• Required task:
The entries need to be copied exactly.

## begin Provided entries

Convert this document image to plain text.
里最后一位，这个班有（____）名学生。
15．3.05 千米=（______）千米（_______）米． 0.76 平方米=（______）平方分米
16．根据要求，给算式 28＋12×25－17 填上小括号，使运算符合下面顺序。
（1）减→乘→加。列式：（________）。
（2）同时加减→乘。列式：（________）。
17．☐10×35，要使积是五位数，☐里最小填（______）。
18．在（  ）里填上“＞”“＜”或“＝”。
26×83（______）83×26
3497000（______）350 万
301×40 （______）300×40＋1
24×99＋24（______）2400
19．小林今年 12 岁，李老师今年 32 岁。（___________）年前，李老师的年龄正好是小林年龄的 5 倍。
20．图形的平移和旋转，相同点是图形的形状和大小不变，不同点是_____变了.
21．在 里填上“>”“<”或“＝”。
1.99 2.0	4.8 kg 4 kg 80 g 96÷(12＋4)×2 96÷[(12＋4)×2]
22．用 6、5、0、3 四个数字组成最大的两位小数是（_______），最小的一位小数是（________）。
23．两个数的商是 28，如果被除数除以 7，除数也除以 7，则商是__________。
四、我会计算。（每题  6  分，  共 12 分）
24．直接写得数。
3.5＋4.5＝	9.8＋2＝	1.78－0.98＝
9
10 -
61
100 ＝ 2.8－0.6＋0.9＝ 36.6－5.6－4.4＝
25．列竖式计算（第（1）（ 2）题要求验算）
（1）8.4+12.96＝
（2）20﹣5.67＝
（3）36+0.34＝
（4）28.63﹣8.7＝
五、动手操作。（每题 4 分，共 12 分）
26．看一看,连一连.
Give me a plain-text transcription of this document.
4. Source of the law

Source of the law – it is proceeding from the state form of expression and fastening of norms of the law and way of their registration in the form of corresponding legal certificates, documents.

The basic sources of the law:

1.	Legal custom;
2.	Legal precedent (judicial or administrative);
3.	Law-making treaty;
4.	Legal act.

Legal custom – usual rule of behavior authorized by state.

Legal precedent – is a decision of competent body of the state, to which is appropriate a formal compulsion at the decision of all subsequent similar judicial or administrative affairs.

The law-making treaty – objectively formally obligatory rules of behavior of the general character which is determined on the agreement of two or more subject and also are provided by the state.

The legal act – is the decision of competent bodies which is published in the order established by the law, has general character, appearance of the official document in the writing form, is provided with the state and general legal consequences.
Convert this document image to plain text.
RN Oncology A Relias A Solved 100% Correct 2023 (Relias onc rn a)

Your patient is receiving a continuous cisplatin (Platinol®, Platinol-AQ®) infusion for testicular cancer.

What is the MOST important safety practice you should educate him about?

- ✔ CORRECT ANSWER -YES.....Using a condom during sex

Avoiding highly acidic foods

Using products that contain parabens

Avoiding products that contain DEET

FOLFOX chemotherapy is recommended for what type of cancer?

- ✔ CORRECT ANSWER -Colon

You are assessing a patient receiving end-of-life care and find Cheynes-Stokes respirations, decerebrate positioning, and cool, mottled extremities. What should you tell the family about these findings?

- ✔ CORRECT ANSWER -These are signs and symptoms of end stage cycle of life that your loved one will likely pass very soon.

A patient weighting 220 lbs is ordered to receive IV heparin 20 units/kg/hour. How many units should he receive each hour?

## end Provided entries

• Written reply:
Convert this document image to plain text.
里最后一位，这个班有（____）名学生。
15．3.05 千米=（______）千米（_______）米． 0.76 平方米=（______）平方分米
16．根据要求，给算式 28＋12×25－17 填上小括号，使运算符合下面顺序。
（1）减→乘→加。列式：（________）。
（2）同时加减→乘。列式：（________）。
17．☐10×35，要使积是五位数，☐里最小填（______）。
18．在（  ）里填上“＞”“＜”或“＝”。
26×83（______）83×26
3497000（______）350 万
301×40 （______）300×40＋1
24×99＋24（______）2400
19．小林今年 12 岁，李老师今年 32 岁。（___________）年前，李老师的年龄正好是小林年龄的 5 倍。
20．图形的平移和旋转，相同点是图形的形状和大小不变，不同点是_____变了.
21．在 里填上“>”“<”或“＝”。
1.99 2.0	4.8 kg 4 kg 80 g 96÷(12＋4)×2 96÷[(12＋4)×2]
22．用 6、5、0、3 四个数字组成最大的两位小数是（_______），最小的一位小数是（________）。
23．两个数的商是 28，如果被除数除以 7，除数也除以 7，则商是__________。
四、我会计算。（每题  6  分，  共 12 分）
24．直接写得数。
3.5＋4.5＝	9.8＋2＝	1.78－0.98＝
9
10 -
61
100 ＝ 2.8－0.6＋0.9＝ 36.6－5.6－4.4＝
25．列竖式计算（第（1）（ 2）题要求验算）
（1）8.4+12.96＝
（2）20﹣5.67＝
（3）36+0.34＝
（4）28.63﹣8.7＝
五、动手操作。（每题 4 分，共 12 分）
26．看一看,连一连.
Give me a plain-text transcription of this document.
4. Source of the law

Source of the law – it is proceeding from the state form of expression and fastening of norms of the law and way of their registration in the form of corresponding legal certificates, documents.

The basic sources of the law:

1.	Legal custom;
2.	Legal precedent (judicial or administrative);
3.	Law-making treaty;
4.	Legal act.

Legal custom – usual rule of behavior authorized by state.

Legal precedent – is a decision of competent body of the state, to which is appropriate a formal compulsion at the decision of all subsequent similar judicial or administrative affairs.

The law-making treaty – objectively formally obligatory rules of behavior of the general character which is determined on the agreement of two or more subject and also are provided by the state.

The legal act – is the decision of competent bodies which is published in the order established by the law, has general character, appearance of the official document in the writing form, is provided with the state and general legal consequences.
Convert this document image to plain text.
RN Oncology A Relias A Solved 100% Correct 2023 (Relias onc rn a)

Your patient is receiving a continuous cisplatin (Platinol®, Platinol-AQ®) infusion for testicular cancer.

What is the MOST important safety practice you should educate him about?

- ✔ CORRECT ANSWER -YES.....Using a condom during sex

Avoiding highly acidic foods

Using products that contain parabens

Avoiding products that contain DEET

FOLFOX chemotherapy is recommended for what type of cancer?

- ✔ CORRECT ANSWER -Colon

You are assessing a patient receiving end-of-life care and find Cheynes-Stokes respirations, decerebrate positioning, and cool, mottled extremities. What should you tell the family about these findings?

- ✔ CORRECT ANSWER -These are signs and symptoms of end stage cycle of life that your loved one will likely pass very soon.

A patient weighting 220 lbs is ordered to receive IV heparin 20 units/kg/hour. How many units should he receive each hour?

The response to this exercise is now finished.